## Data supplied
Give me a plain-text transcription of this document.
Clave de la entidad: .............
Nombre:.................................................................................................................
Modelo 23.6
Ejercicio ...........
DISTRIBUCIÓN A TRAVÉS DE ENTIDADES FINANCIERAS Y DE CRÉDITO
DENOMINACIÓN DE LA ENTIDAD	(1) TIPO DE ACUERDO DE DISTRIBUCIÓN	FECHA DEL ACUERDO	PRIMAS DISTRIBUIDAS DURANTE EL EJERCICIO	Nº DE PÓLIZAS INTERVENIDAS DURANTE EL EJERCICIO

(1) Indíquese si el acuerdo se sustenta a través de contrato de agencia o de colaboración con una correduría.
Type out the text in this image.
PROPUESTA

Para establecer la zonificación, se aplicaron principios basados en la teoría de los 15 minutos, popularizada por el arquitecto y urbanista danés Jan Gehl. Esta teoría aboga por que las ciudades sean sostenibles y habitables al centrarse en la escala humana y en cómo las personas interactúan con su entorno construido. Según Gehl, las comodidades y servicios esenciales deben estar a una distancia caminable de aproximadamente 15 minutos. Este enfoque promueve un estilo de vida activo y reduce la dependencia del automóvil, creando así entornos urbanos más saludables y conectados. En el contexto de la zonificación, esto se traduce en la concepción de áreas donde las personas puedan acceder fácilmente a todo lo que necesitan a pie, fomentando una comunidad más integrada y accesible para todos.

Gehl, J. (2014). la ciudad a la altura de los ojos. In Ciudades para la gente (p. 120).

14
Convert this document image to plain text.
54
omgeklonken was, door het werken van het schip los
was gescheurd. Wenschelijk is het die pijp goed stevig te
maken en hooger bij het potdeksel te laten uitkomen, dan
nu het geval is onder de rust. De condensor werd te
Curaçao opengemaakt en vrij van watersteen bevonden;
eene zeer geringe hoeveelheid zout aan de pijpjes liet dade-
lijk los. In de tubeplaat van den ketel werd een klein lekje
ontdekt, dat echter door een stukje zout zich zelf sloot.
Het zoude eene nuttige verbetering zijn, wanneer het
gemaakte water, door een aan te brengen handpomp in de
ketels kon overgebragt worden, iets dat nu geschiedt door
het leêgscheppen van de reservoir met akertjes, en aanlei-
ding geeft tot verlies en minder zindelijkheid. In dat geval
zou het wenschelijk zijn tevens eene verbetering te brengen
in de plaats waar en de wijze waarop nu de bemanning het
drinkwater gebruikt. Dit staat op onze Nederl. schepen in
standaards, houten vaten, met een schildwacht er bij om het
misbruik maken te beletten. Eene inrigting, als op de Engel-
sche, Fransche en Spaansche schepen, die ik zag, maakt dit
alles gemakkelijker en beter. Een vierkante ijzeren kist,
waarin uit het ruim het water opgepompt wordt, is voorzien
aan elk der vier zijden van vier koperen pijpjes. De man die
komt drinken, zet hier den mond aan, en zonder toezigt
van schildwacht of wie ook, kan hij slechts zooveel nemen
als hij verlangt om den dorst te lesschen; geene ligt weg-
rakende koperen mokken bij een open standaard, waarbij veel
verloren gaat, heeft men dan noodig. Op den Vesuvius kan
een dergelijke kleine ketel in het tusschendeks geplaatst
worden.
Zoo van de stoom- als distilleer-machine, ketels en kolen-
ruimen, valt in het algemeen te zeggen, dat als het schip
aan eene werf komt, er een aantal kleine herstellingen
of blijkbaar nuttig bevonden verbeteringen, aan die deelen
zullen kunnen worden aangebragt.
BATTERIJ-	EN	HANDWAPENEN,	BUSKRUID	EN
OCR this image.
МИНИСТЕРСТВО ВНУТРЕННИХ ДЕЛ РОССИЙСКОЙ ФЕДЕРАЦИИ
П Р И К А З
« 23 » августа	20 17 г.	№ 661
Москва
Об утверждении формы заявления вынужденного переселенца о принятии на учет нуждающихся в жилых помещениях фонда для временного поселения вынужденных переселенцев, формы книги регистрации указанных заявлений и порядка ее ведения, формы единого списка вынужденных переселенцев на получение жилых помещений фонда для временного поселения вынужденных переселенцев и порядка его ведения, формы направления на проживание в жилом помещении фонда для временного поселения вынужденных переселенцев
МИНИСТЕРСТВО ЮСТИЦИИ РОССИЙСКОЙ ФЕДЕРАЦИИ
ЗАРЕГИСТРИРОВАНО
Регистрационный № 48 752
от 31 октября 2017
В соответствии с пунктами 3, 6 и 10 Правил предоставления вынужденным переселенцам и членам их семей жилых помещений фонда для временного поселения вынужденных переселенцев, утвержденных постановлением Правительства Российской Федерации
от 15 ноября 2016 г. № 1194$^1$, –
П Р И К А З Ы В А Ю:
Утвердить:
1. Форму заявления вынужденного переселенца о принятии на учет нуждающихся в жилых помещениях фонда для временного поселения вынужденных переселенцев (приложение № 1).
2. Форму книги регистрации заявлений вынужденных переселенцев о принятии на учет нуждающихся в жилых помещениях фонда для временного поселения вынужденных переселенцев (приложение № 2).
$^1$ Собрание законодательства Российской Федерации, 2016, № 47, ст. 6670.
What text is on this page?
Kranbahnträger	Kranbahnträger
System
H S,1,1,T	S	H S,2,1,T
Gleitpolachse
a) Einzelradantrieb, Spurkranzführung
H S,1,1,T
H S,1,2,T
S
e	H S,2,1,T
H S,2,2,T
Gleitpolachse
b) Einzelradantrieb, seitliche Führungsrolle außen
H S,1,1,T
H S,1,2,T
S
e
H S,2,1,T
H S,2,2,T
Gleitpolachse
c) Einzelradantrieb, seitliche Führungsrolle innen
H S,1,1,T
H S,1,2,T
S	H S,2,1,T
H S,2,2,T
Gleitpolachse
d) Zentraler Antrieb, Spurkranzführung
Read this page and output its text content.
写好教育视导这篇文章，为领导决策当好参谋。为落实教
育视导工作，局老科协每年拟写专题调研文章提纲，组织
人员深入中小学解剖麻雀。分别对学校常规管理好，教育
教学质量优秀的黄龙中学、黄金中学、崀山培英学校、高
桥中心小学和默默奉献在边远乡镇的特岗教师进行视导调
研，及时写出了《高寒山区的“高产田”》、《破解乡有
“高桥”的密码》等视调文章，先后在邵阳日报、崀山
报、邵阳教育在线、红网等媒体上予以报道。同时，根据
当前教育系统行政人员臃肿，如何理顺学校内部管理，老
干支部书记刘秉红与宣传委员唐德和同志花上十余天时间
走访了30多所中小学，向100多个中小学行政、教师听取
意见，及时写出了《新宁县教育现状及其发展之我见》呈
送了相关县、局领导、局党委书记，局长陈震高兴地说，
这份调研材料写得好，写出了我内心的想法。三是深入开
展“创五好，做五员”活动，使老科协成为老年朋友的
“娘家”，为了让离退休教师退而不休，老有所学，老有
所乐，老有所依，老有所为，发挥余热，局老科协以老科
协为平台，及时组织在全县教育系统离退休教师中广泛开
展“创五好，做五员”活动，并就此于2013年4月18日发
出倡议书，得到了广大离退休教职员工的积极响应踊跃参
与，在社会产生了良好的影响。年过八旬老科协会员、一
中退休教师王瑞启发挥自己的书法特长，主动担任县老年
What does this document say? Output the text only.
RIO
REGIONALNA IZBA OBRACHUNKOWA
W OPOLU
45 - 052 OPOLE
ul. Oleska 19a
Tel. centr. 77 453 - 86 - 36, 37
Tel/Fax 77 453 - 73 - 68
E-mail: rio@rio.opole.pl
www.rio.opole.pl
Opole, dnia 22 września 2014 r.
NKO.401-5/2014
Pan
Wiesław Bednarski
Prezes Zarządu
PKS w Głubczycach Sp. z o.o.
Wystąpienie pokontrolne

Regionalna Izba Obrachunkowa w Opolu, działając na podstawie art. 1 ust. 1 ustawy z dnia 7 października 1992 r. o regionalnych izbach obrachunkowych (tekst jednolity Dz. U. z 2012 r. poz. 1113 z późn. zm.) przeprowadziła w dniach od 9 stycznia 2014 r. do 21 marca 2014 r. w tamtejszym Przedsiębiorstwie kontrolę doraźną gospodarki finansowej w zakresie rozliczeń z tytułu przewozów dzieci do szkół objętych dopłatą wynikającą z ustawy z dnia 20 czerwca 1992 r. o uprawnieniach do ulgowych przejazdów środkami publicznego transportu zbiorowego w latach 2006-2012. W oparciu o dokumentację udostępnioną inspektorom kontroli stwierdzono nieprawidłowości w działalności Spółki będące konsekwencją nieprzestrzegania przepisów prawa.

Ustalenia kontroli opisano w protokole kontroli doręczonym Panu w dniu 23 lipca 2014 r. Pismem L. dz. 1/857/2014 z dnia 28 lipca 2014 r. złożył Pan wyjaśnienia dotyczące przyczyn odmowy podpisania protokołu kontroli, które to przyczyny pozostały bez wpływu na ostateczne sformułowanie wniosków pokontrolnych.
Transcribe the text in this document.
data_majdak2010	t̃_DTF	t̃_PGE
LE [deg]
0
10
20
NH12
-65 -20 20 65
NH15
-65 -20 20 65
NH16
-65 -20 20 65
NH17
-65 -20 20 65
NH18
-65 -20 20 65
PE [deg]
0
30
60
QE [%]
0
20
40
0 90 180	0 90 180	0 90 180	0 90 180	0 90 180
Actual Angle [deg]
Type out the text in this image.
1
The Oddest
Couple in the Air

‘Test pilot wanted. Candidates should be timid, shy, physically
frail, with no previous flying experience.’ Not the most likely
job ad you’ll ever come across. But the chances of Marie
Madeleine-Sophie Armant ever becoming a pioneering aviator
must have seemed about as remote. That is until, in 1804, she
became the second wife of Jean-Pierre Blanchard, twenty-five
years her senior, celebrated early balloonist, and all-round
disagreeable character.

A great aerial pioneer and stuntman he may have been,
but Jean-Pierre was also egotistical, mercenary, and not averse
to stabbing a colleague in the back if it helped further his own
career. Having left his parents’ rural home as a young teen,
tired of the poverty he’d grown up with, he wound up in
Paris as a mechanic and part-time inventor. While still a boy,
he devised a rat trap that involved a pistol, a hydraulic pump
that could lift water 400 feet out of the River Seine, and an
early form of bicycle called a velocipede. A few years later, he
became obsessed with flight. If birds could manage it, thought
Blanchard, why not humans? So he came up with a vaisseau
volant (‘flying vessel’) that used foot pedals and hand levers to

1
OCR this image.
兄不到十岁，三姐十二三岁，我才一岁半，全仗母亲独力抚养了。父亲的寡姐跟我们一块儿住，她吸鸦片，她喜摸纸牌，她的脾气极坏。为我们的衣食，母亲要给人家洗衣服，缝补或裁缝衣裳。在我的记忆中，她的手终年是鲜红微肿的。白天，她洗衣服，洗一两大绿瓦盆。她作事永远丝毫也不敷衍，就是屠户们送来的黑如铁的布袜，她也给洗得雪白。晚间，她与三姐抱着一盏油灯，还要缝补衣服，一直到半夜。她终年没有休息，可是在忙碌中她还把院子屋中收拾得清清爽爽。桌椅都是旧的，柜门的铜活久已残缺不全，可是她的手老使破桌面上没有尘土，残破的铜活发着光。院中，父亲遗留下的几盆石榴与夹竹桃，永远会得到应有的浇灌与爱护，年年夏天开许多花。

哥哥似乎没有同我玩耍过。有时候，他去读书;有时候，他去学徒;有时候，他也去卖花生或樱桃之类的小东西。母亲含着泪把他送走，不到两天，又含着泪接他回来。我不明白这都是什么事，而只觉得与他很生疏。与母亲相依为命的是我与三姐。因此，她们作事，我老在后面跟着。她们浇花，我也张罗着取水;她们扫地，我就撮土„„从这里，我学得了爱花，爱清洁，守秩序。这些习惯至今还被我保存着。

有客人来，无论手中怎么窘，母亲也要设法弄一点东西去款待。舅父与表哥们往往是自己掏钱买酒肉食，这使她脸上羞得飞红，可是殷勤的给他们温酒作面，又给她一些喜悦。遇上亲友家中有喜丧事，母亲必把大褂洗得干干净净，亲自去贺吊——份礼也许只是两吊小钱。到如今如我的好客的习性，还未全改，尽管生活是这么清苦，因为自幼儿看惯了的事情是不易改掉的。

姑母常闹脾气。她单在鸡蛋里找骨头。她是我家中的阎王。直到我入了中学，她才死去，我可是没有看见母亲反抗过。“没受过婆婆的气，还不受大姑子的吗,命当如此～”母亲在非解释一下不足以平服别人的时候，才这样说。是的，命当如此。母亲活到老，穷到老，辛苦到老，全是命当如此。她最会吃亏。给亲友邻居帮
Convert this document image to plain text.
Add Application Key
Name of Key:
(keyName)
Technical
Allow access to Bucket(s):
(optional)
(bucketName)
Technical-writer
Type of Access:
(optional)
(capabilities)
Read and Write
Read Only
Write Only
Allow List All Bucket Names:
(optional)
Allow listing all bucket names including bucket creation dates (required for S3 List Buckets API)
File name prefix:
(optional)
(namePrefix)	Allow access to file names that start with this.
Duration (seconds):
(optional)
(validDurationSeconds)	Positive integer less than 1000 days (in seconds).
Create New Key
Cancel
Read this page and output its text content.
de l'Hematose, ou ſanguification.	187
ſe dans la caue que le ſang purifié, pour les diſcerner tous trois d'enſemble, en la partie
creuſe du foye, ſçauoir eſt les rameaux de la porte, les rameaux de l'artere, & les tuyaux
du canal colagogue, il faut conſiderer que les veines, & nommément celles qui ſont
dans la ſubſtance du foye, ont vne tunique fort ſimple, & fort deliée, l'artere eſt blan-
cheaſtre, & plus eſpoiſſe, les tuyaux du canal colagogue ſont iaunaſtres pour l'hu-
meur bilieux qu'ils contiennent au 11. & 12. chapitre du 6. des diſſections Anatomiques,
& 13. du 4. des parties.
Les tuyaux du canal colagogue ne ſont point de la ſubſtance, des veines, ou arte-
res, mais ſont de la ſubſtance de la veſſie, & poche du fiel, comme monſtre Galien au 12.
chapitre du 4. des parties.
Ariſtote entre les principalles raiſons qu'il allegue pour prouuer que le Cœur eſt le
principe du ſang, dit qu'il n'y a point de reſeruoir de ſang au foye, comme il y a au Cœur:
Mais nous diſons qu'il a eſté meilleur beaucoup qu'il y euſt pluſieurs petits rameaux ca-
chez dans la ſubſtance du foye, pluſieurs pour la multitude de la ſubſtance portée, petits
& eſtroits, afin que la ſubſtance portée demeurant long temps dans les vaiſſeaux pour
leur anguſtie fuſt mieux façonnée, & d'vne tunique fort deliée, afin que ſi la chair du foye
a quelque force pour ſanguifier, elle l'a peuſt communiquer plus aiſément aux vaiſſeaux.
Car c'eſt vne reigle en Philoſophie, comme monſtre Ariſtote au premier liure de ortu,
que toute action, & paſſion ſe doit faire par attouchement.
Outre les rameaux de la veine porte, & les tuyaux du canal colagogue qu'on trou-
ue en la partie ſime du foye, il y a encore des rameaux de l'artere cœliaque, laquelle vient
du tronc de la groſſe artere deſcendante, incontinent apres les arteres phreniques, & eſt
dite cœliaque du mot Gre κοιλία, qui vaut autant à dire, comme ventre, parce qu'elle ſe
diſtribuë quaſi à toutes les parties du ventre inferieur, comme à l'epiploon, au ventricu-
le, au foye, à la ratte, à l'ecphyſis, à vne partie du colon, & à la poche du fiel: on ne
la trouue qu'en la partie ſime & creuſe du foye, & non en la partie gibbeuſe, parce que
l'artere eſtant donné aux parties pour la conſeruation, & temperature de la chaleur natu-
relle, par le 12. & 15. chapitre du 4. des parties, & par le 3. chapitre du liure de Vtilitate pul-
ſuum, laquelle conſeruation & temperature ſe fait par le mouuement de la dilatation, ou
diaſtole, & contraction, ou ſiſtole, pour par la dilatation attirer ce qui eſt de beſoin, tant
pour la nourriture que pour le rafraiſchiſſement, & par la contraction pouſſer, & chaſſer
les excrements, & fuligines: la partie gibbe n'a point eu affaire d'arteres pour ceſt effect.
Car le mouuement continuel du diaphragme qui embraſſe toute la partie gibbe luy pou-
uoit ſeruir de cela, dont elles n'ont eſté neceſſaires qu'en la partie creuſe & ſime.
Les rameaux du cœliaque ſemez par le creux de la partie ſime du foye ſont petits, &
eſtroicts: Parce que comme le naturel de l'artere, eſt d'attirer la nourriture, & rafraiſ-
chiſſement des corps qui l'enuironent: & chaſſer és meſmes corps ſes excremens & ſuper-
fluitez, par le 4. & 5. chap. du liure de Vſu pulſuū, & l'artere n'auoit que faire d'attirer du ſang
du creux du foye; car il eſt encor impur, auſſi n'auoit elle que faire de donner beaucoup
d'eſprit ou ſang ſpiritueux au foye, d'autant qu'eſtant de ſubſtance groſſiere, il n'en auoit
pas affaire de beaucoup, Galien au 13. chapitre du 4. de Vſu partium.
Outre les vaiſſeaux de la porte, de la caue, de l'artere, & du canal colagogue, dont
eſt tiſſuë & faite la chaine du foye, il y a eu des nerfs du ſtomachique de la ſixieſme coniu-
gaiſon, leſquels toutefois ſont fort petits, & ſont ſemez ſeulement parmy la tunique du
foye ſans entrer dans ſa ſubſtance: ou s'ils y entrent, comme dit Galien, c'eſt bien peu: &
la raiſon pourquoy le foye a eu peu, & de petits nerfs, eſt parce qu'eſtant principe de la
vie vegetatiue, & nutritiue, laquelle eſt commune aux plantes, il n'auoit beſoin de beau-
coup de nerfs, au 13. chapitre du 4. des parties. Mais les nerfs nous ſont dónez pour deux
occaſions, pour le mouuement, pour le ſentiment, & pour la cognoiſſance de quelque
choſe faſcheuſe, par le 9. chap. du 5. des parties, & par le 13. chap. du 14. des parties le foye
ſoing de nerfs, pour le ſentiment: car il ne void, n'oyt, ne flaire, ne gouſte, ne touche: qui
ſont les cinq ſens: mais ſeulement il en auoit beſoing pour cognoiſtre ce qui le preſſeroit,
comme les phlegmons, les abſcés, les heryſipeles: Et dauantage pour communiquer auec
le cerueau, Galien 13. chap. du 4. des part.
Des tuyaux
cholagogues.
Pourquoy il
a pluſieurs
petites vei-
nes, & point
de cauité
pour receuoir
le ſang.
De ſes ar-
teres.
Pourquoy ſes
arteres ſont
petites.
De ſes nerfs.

## Your objective
Return every line from the records above that holds the word "schip".

## Result of this task
omgeklonken was, door het werken van het schip los
ruimen, valt in het algemeen te zeggen, dat als het schip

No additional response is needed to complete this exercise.